◆ **WHAT NEEDS TO BE DONE**
In the listing below, find the line containing "Transcribe this image's". Write out that line and every line after it to the end, exactly and only those.

◆ **Stored data**
****************************************
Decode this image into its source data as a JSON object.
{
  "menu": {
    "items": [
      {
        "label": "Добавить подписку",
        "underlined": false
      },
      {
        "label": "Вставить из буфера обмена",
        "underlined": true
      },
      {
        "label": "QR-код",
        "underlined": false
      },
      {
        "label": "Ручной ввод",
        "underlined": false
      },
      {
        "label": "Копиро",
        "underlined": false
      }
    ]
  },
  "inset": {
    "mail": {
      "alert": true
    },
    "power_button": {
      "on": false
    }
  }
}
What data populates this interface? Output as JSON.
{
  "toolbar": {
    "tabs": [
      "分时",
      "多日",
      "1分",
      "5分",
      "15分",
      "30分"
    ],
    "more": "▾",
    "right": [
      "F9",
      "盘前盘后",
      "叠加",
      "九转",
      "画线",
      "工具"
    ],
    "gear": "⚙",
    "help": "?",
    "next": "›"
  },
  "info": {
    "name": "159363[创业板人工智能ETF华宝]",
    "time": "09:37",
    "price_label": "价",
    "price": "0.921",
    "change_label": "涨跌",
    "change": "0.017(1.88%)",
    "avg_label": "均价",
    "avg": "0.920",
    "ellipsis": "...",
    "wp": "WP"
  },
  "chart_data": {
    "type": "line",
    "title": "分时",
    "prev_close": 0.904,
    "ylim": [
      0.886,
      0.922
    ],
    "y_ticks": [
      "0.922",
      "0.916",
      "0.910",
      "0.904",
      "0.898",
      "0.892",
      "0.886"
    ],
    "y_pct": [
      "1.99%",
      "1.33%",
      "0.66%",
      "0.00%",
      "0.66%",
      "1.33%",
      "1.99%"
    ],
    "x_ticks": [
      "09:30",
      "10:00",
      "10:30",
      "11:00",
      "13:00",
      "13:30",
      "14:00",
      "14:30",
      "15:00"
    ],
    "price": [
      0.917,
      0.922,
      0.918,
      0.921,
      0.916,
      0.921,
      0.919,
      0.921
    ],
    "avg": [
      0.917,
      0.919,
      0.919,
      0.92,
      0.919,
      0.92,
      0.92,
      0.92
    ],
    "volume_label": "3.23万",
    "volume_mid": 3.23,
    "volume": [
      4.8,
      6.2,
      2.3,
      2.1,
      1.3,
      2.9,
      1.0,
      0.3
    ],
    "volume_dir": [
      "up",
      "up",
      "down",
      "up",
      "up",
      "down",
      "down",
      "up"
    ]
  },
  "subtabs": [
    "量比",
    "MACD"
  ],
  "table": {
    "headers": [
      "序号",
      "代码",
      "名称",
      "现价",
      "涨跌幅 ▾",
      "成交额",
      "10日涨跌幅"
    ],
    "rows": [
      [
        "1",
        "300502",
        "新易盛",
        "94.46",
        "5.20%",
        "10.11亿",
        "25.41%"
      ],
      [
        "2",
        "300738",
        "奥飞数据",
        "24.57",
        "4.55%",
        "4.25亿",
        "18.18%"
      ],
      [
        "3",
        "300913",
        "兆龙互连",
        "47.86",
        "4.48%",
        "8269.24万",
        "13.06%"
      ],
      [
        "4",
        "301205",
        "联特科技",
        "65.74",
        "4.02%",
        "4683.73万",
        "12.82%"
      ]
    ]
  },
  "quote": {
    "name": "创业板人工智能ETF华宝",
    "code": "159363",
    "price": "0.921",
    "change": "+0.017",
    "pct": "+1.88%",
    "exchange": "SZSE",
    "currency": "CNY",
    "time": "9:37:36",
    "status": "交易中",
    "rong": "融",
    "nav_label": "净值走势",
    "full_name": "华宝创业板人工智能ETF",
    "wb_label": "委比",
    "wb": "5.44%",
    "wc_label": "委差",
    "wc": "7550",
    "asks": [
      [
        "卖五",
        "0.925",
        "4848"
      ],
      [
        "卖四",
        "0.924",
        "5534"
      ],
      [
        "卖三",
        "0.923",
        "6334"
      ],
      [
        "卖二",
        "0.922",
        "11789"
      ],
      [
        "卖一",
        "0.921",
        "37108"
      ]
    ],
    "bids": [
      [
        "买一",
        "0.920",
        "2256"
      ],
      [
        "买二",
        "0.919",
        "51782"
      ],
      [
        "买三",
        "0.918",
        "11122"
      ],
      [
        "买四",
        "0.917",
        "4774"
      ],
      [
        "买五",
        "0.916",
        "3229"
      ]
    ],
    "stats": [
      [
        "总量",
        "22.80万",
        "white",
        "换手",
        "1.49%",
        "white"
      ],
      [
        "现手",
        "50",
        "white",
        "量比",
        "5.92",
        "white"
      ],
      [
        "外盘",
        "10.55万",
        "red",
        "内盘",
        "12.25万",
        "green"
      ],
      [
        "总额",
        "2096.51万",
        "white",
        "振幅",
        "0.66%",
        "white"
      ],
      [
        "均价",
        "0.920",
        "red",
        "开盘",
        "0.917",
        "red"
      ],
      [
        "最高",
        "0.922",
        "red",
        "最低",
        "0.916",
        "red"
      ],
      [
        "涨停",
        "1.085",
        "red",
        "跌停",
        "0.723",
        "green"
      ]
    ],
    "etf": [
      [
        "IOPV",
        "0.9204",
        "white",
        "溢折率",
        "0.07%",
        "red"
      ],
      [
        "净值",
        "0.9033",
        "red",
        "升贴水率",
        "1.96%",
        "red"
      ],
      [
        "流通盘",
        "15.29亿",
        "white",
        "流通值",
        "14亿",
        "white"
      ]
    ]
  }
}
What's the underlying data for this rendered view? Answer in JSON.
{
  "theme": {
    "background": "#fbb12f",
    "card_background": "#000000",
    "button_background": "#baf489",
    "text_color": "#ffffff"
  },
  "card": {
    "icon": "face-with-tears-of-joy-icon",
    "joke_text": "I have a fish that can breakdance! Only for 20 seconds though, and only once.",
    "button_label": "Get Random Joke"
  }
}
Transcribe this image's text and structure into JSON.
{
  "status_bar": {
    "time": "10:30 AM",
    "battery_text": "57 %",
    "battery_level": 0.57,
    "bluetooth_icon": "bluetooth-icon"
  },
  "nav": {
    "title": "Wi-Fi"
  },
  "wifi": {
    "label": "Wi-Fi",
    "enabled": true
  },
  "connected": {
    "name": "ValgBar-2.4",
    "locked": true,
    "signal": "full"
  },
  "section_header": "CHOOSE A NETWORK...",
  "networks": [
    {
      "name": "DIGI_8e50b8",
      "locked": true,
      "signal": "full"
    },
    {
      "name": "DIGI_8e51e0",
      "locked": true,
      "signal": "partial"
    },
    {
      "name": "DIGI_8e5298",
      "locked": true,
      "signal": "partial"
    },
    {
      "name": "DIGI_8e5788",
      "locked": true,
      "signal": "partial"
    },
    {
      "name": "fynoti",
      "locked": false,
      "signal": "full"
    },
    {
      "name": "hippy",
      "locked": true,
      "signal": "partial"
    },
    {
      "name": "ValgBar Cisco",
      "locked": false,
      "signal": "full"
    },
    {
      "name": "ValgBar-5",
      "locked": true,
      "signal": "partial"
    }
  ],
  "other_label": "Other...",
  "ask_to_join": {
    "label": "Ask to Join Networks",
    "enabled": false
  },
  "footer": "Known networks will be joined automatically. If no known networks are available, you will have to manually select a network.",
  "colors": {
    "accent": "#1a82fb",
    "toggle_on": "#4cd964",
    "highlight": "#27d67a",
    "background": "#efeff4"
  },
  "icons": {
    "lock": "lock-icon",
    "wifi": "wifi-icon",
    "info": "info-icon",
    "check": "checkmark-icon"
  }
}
****************************************
◆ **RESULT OF THE EXERCISE**
Transcribe this image's text and structure into JSON.
{
  "status_bar": {
    "time": "10:30 AM",
    "battery_text": "57 %",
    "battery_level": 0.57,
    "bluetooth_icon": "bluetooth-icon"
  },
  "nav": {
    "title": "Wi-Fi"
  },
  "wifi": {
    "label": "Wi-Fi",
    "enabled": true
  },
  "connected": {
    "name": "ValgBar-2.4",
    "locked": true,
    "signal": "full"
  },
  "section_header": "CHOOSE A NETWORK...",
  "networks": [
    {
      "name": "DIGI_8e50b8",
      "locked": true,
      "signal": "full"
    },
    {
      "name": "DIGI_8e51e0",
      "locked": true,
      "signal": "partial"
    },
    {
      "name": "DIGI_8e5298",
      "locked": true,
      "signal": "partial"
    },
    {
      "name": "DIGI_8e5788",
      "locked": true,
      "signal": "partial"
    },
    {
      "name": "fynoti",
      "locked": false,
      "signal": "full"
    },
    {
      "name": "hippy",
      "locked": true,
      "signal": "partial"
    },
    {
      "name": "ValgBar Cisco",
      "locked": false,
      "signal": "full"
    },
    {
      "name": "ValgBar-5",
      "locked": true,
      "signal": "partial"
    }
  ],
  "other_label": "Other...",
  "ask_to_join": {
    "label": "Ask to Join Networks",
    "enabled": false
  },
  "footer": "Known networks will be joined automatically. If no known networks are available, you will have to manually select a network.",
  "colors": {
    "accent": "#1a82fb",
    "toggle_on": "#4cd964",
    "highlight": "#27d67a",
    "background": "#efeff4"
  },
  "icons": {
    "lock": "lock-icon",
    "wifi": "wifi-icon",
    "info": "info-icon",
    "check": "checkmark-icon"
  }
}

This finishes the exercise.